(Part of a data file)
※

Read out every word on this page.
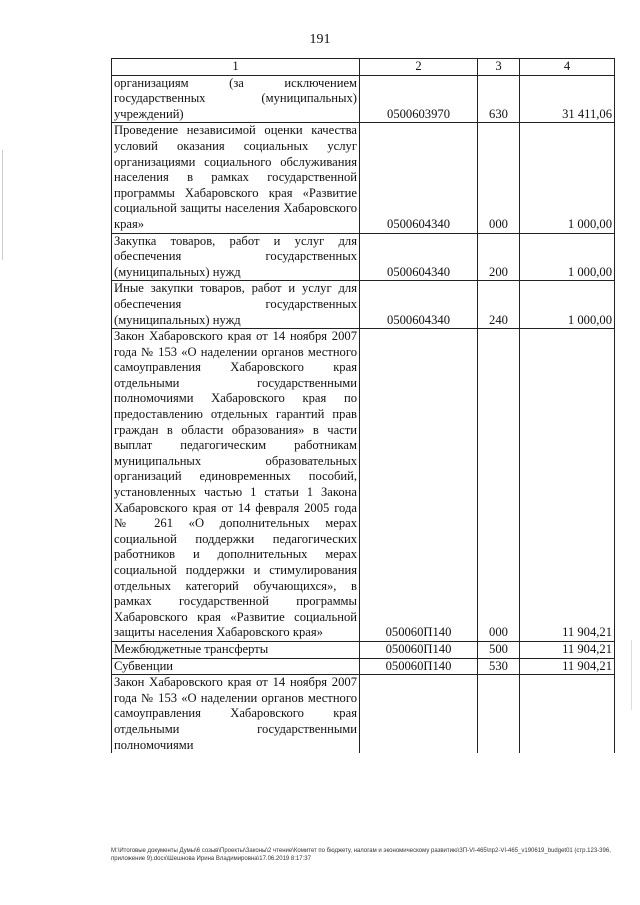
191
1	2	3	4
организациям (за исключением государственных (муниципальных) учреждений)	0500603970	630	31 411,06
Проведение независимой оценки качества условий оказания социальных услуг организациями социального обслуживания населения в рамках государственной программы Хабаровского края «Развитие социальной защиты населения Хабаровского края»	0500604340	000	1 000,00
Закупка товаров, работ и услуг для обеспечения государственных (муниципальных) нужд	0500604340	200	1 000,00
Иные закупки товаров, работ и услуг для обеспечения государственных (муниципальных) нужд	0500604340	240	1 000,00
Закон Хабаровского края от 14 ноября 2007 года № 153 «О наделении органов местного самоуправления Хабаровского края отдельными государственными полномочиями Хабаровского края по предоставлению отдельных гарантий прав граждан в области образования» в части выплат педагогическим работникам муниципальных образовательных организаций единовременных пособий, установленных частью 1 статьи 1 Закона Хабаровского края от 14 февраля 2005 года № 261 «О дополнительных мерах социальной поддержки педагогических работников и дополнительных мерах социальной поддержки и стимулирования отдельных категорий обучающихся», в рамках государственной программы Хабаровского края «Развитие социальной защиты населения Хабаровского края»	050060П140	000	11 904,21
Межбюджетные трансферты	050060П140	500	11 904,21
Субвенции	050060П140	530	11 904,21
Закон Хабаровского края от 14 ноября 2007 года № 153 «О наделении органов местного самоуправления Хабаровского края отдельными государственными полномочиями			
М:\Итоговые документы Думы\6 созыв\Проекты\Законы\2 чтение\Комитет по бюджету, налогам и экономическому развитию\ЗП-VI-465\пр2-VI-465_v190619_budget01 (стр.123-396, приложение 9).docx\Шешнова Ирина Владимировна\17.06.2019 8:17:37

※

§ **Given task**: Extract every line above that contains the word "государственных".

§ **Result of this task**:
организациям (за исключением государственных (муниципальных) учреждений)	0500603970	630	31 411,06
Закупка товаров, работ и услуг для обеспечения государственных (муниципальных) нужд	0500604340	200	1 000,00
Иные закупки товаров, работ и услуг для обеспечения государственных (муниципальных) нужд	0500604340	240	1 000,00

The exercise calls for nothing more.